**WRITTEN PROBLEM**: Pull out every line with the word "Files".

**DATASET RECORDS**:

----------------------------------------

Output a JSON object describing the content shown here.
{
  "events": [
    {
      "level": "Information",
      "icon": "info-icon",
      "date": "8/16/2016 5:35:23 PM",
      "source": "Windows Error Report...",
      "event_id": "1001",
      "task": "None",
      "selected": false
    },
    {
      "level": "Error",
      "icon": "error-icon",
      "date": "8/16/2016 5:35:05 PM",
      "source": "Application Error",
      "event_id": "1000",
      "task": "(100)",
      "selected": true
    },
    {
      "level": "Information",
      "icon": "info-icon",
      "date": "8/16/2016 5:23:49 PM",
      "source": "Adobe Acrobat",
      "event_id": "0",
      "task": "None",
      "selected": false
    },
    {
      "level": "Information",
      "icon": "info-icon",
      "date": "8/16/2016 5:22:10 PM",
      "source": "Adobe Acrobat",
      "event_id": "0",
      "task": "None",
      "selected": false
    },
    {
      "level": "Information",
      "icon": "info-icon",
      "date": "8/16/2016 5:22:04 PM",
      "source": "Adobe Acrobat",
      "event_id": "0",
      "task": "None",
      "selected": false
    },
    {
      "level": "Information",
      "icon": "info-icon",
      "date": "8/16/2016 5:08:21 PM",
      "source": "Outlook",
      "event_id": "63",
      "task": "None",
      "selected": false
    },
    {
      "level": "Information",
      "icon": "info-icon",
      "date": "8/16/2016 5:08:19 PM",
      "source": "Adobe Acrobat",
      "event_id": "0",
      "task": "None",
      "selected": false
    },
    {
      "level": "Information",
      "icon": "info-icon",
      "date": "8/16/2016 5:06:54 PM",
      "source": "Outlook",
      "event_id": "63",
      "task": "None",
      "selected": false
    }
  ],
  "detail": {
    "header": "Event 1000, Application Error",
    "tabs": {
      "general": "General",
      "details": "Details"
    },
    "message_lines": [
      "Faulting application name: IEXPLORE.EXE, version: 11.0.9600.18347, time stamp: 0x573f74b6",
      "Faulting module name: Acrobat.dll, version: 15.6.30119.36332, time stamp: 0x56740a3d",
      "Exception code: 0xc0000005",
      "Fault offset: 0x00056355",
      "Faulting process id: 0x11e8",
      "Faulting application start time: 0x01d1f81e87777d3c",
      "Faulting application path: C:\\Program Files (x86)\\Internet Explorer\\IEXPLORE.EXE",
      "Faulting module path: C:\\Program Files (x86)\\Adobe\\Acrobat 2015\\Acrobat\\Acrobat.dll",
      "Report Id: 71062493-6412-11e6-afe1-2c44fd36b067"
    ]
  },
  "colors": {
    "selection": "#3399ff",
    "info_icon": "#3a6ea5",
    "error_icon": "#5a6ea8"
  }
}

----------------------------------------

**EXPECTED ANSWER**:
      "Faulting application path: C:\\Program Files (x86)\\Internet Explorer\\IEXPLORE.EXE",
      "Faulting module path: C:\\Program Files (x86)\\Adobe\\Acrobat 2015\\Acrobat\\Acrobat.dll",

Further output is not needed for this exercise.